* BEGIN *
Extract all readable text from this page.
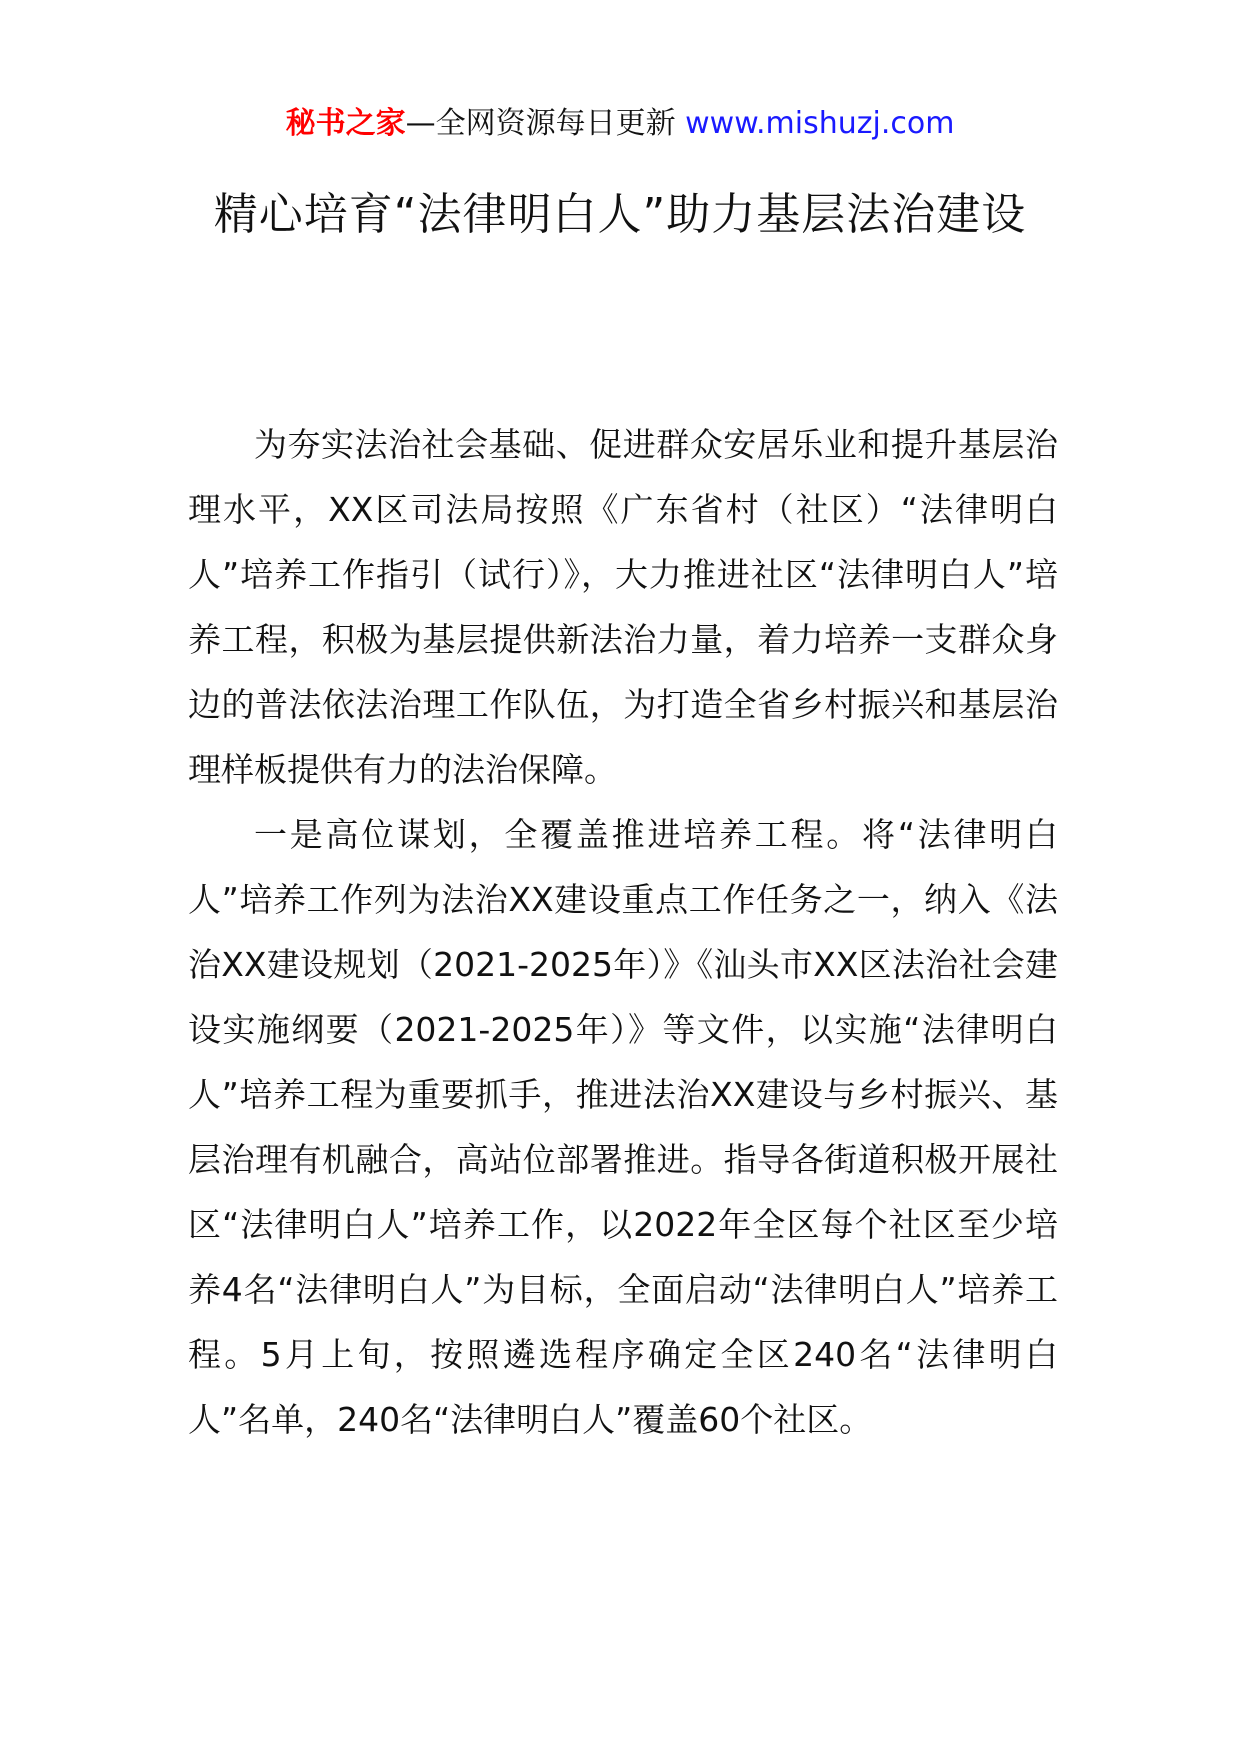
秘书之家—全网资源每日更新 www.mishuzj.com
精心培育“法律明白人”助力基层法治建设

为夯实法治社会基础、促进群众安居乐业和提升基层治理水平，XX区司法局按照《广东省村（社区）“法律明白人”培养工作指引（试行）》，大力推进社区“法律明白人”培养工程，积极为基层提供新法治力量，着力培养一支群众身边的普法依法治理工作队伍，为打造全省乡村振兴和基层治理样板提供有力的法治保障。

一是高位谋划，全覆盖推进培养工程。将“法律明白人”培养工作列为法治XX建设重点工作任务之一，纳入《法治XX建设规划（2021-2025年）》《汕头市XX区法治社会建设实施纲要（2021-2025年）》等文件，以实施“法律明白人”培养工程为重要抓手，推进法治XX建设与乡村振兴、基层治理有机融合，高站位部署推进。指导各街道积极开展社区“法律明白人”培养工作，以2022年全区每个社区至少培养4名“法律明白人”为目标，全面启动“法律明白人”培养工程。5月上旬，按照遴选程序确定全区240名“法律明白人”名单，240名“法律明白人”覆盖60个社区。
* END *
Copy every record above exactly as written, but leave out the pictures.

Extract all readable text from this page.
秘书之家—全网资源每日更新 www.mishuzj.com
精心培育“法律明白人”助力基层法治建设

为夯实法治社会基础、促进群众安居乐业和提升基层治理水平，XX区司法局按照《广东省村（社区）“法律明白人”培养工作指引（试行）》，大力推进社区“法律明白人”培养工程，积极为基层提供新法治力量，着力培养一支群众身边的普法依法治理工作队伍，为打造全省乡村振兴和基层治理样板提供有力的法治保障。

一是高位谋划，全覆盖推进培养工程。将“法律明白人”培养工作列为法治XX建设重点工作任务之一，纳入《法治XX建设规划（2021-2025年）》《汕头市XX区法治社会建设实施纲要（2021-2025年）》等文件，以实施“法律明白人”培养工程为重要抓手，推进法治XX建设与乡村振兴、基层治理有机融合，高站位部署推进。指导各街道积极开展社区“法律明白人”培养工作，以2022年全区每个社区至少培养4名“法律明白人”为目标，全面启动“法律明白人”培养工程。5月上旬，按照遴选程序确定全区240名“法律明白人”名单，240名“法律明白人”覆盖60个社区。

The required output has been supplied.